*WHAT YOU NEED TO DO*.
Determine how many lines include "Procéder". Give the number and nothing else.

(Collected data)
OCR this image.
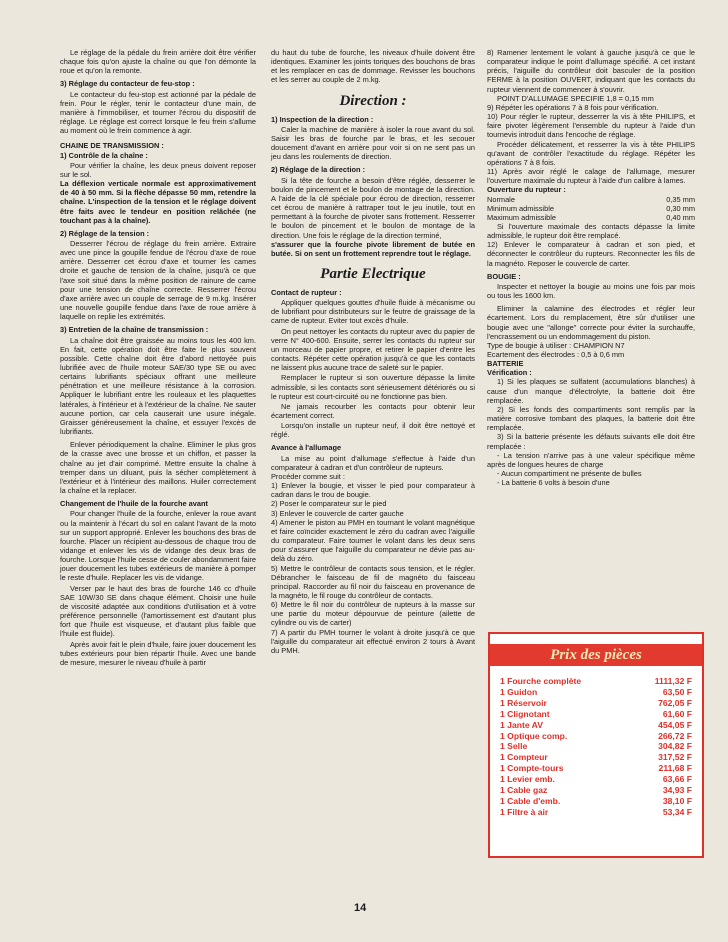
Le réglage de la pédale du frein arrière doit être vérifier chaque fois qu'on ajuste la chaîne ou que l'on démonte la roue et qu'on la remonte.

3) Réglage du contacteur de feu-stop :

Le contacteur du feu-stop est actionné par la pédale de frein. Pour le régler, tenir le contacteur d'une main, de manière à l'immobiliser, et tourner l'écrou du dispositif de réglage. Le réglage est correct lorsque le feu frein s'allume au moment où le frein commence à agir.

CHAINE DE TRANSMISSION :

1) Contrôle de la chaîne :

Pour vérifier la chaîne, les deux pneus doivent reposer sur le sol.

La déflexion verticale normale est approximativement de 40 à 50 mm. Si la flèche dépasse 50 mm, retendre la chaîne. L'inspection de la tension et le réglage doivent être faits avec le tendeur en position relâchée (ne touchant pas à la chaîne).

2) Réglage de la tension :

Desserrer l'écrou de réglage du frein arrière. Extraire avec une pince la goupille fendue de l'écrou d'axe de roue arrière. Desserrer cet écrou d'axe et tourner les cames droite et gauche de tension de la chaîne, jusqu'à ce que l'axe soit situé dans la même position de rainure de came pour une tension de chaîne correcte. Resserrer l'écrou d'axe arrière avec un couple de serrage de 9 m.kg. Insérer une nouvelle goupille fendue dans l'axe de roue arrière à laquelle on replie les extrémités.

3) Entretien de la chaîne de transmission :

La chaîne doit être graissée au moins tous les 400 km. En fait, cette opération doit être faite le plus souvent possible. Cette chaîne doit être d'abord nettoyée puis lubrifiée avec de l'huile moteur SAE/30 type SE ou avec certains lubrifiants spéciaux offrant une meilleure pénétration et une meilleure résistance à la corrosion. Appliquer le lubrifiant entre les rouleaux et les plaquettes latérales, à l'intérieur et à l'extérieur de la chaîne. Ne sauter aucune portion, car cela causerait une usure inégale. Graisser généreusement la chaîne, et essuyer l'excès de lubrifiants.

Enlever périodiquement la chaîne. Eliminer le plus gros de la crasse avec une brosse et un chiffon, et passer la chaîne au jet d'air comprimé. Mettre ensuite la chaîne à tremper dans un diluant, puis la sécher complètement à l'extérieur et à l'intérieur des maillons. Huiler correctement la chaîne et la replacer.

Changement de l'huile de la fourche avant

Pour changer l'huile de la fourche, enlever la roue avant ou la maintenir à l'écart du sol en calant l'avant de la moto sur un support approprié. Enlever les bouchons des bras de fourche. Placer un récipient au-dessous de chaque trou de vidange et enlever les vis de vidange des deux bras de fourche. Lorsque l'huile cesse de couler abondamment faire jouer doucement les tubes extérieurs de manière à pomper le reste d'huile. Replacer les vis de vidange.

Verser par le haut des bras de fourche 146 cc d'huile SAE 10W/30 SE dans chaque élément. Choisir une huile de viscosité adaptée aux conditions d'utilisation et à votre préférence personnelle (l'amortissement est d'autant plus fort que l'huile est visqueuse, et d'autant plus faible que l'huile est fluide).

Après avoir fait le plein d'huile, faire jouer doucement les tubes extérieurs pour bien répartir l'huile. Avec une bande de mesure, mesurer le niveau d'huile à partir

du haut du tube de fourche, les niveaux d'huile doivent être identiques. Examiner les joints toriques des bouchons de bras et les remplacer en cas de dommage. Revisser les bouchons et les serrer au couple de 2 m.kg.

Direction :

1) Inspection de la direction :

Caler la machine de manière à isoler la roue avant du sol. Saisir les bras de fourche par le bras, et les secouer doucement d'avant en arrière pour voir si on ne sent pas un jeu dans les roulements de direction.

2) Réglage de la direction :

Si la tête de fourche a besoin d'être réglée, desserrer le boulon de pincement et le boulon de montage de la direction. A l'aide de la clé spéciale pour écrou de direction, resserrer cet écrou de manière à rattraper tout le jeu inutile, tout en permettant à la fourche de pivoter sans frottement. Resserrer le boulon de pincement et le boulon de montage de la direction. Une fois le réglage de la direction terminé,

s'assurer que la fourche pivote librement de butée en butée. Si on sent un frottement reprendre tout le réglage.

Partie Electrique

Contact de rupteur :

Appliquer quelques gouttes d'huile fluide à mécanisme ou de lubrifiant pour distributeurs sur le feutre de graissage de la came de rupteur. Eviter tout excès d'huile.

On peut nettoyer les contacts du rupteur avec du papier de verre N° 400-600. Ensuite, serrer les contacts du rupteur sur un morceau de papier propre, et retirer le papier d'entre les contacts. Répéter cette opération jusqu'à ce que les contacts ne laissent plus aucune trace de saleté sur le papier.

Remplacer le rupteur si son ouverture dépasse la limite admissible, si les contacts sont sérieusement détériorés ou si le rupteur est court-circuité ou ne fonctionne pas bien.

Ne jamais recourber les contacts pour obtenir leur écartement correct.

Lorsqu'on installe un rupteur neuf, il doit être nettoyé et réglé.

Avance à l'allumage

La mise au point d'allumage s'effectue à l'aide d'un comparateur à cadran et d'un contrôleur de rupteurs.

Procéder comme suit :

1) Enlever la bougie, et visser le pied pour comparateur à cadran dans le trou de bougie.

2) Poser le comparateur sur le pied

3) Enlever le couvercle de carter gauche

4) Amener le piston au PMH en tournant le volant magnétique et faire coïncider exactement le zéro du cadran avec l'aiguille du comparateur. Faire tourner le volant dans les deux sens pour s'assurer que l'aiguille du comparateur ne dévie pas au-delà du zéro.

5) Mettre le contrôleur de contacts sous tension, et le régler. Débrancher le faisceau de fil de magnéto du faisceau principal. Raccorder au fil noir du faisceau en provenance de la magnéto, le fil rouge du contrôleur de contacts.

6) Mettre le fil noir du contrôleur de rupteurs à la masse sur une partie du moteur dépourvue de peinture (ailette de cylindre ou vis de carter)

7) A partir du PMH tourner le volant à droite jusqu'à ce que l'aiguille du comparateur ait effectué environ 2 tours à Avant du PMH.

8) Ramener lentement le volant à gauche jusqu'à ce que le comparateur indique le point d'allumage spécifié. A cet instant précis, l'aiguille du contrôleur doit basculer de la position FERME à la position OUVERT, indiquant que les contacts du rupteur viennent de commencer à s'ouvrir.

POINT D'ALLUMAGE SPECIFIE 1,8 = 0,15 mm

9) Répéter les opérations 7 à 8 fois pour vérification.

10) Pour régler le rupteur, desserrer la vis à tête PHILIPS, et faire pivoter légèrement l'ensemble du rupteur à l'aide d'un tournevis introduit dans l'encoche de réglage.

Procéder délicatement, et resserrer la vis à tête PHILIPS qu'avant de contrôler l'exactitude du réglage. Répéter les opérations 7 à 8 fois.

11) Après avoir réglé le calage de l'allumage, mesurer l'ouverture maximale du rupteur à l'aide d'un calibre à lames.

Ouverture du rupteur :

Normale	0,35 mm
Minimum admissible	0,30 mm
Maximum admissible	0,40 mm

Si l'ouverture maximale des contacts dépasse la limite admissible, le rupteur doit être remplacé.

12) Enlever le comparateur à cadran et son pied, et déconnecter le contrôleur du rupteurs. Reconnecter les fils de la magnéto. Reposer le couvercle de carter.

BOUGIE :

Inspecter et nettoyer la bougie au moins une fois par mois ou tous les 1600 km.

Eliminer la calamine des électrodes et régler leur écartement. Lors du remplacement, être sûr d'utiliser une bougie avec une "allonge" correcte pour éviter la surchauffe, l'encrassement ou un endommagement du piston.

Type de bougie à utiliser : CHAMPION N7

Ecartement des électrodes : 0,5 à 0,6 mm

BATTERIE

Vérification :

1) Si les plaques se sulfatent (accumulations blanches) à cause d'un manque d'électrolyte, la batterie doit être remplacée.

2) Si les fonds des compartiments sont remplis par la matière corrosive tombant des plaques, la batterie doit être remplacée.

3) Si la batterie présente les défauts suivants elle doit être remplacée :

- La tension n'arrive pas à une valeur spécifique même après de longues heures de charge

- Aucun compartiment ne présente de bulles

- La batterie 6 volts à besoin d'une

Prix des pièces
1 Fourche complète	1111,32 F
1 Guidon	63,50 F
1 Réservoir	762,05 F
1 Clignotant	61,60 F
1 Jante AV	454,05 F
1 Optique comp.	266,72 F
1 Selle	304,82 F
1 Compteur	317,52 F
1 Compte-tours	211,68 F
1 Levier emb.	63,66 F
1 Cable gaz	34,93 F
1 Cable d'emb.	38,10 F
1 Filtre à air	53,34 F
14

*TASK SOLUTION*.
2